• _What is needed_: Verbatim output of all the material below is required.

====== Given data

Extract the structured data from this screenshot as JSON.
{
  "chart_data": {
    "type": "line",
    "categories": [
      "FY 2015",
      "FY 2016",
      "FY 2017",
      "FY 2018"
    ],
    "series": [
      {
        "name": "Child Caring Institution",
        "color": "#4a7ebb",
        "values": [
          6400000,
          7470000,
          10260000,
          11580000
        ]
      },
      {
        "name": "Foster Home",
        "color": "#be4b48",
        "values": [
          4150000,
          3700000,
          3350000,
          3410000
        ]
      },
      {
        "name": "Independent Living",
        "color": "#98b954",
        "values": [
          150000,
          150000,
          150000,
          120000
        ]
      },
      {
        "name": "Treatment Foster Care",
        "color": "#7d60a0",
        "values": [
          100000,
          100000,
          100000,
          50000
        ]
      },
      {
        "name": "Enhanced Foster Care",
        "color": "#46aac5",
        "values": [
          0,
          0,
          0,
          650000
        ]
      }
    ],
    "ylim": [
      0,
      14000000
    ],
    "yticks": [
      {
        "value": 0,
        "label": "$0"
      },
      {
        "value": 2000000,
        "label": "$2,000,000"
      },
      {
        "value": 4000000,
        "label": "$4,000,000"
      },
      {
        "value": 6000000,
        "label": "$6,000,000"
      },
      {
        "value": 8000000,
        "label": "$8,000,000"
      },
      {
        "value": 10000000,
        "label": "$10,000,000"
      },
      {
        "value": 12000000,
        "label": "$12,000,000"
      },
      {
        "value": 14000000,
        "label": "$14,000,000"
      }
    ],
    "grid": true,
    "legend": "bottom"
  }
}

============

• _The solution_:
Extract the structured data from this screenshot as JSON.
{
  "chart_data": {
    "type": "line",
    "categories": [
      "FY 2015",
      "FY 2016",
      "FY 2017",
      "FY 2018"
    ],
    "series": [
      {
        "name": "Child Caring Institution",
        "color": "#4a7ebb",
        "values": [
          6400000,
          7470000,
          10260000,
          11580000
        ]
      },
      {
        "name": "Foster Home",
        "color": "#be4b48",
        "values": [
          4150000,
          3700000,
          3350000,
          3410000
        ]
      },
      {
        "name": "Independent Living",
        "color": "#98b954",
        "values": [
          150000,
          150000,
          150000,
          120000
        ]
      },
      {
        "name": "Treatment Foster Care",
        "color": "#7d60a0",
        "values": [
          100000,
          100000,
          100000,
          50000
        ]
      },
      {
        "name": "Enhanced Foster Care",
        "color": "#46aac5",
        "values": [
          0,
          0,
          0,
          650000
        ]
      }
    ],
    "ylim": [
      0,
      14000000
    ],
    "yticks": [
      {
        "value": 0,
        "label": "$0"
      },
      {
        "value": 2000000,
        "label": "$2,000,000"
      },
      {
        "value": 4000000,
        "label": "$4,000,000"
      },
      {
        "value": 6000000,
        "label": "$6,000,000"
      },
      {
        "value": 8000000,
        "label": "$8,000,000"
      },
      {
        "value": 10000000,
        "label": "$10,000,000"
      },
      {
        "value": 12000000,
        "label": "$12,000,000"
      },
      {
        "value": 14000000,
        "label": "$14,000,000"
      }
    ],
    "grid": true,
    "legend": "bottom"
  }
}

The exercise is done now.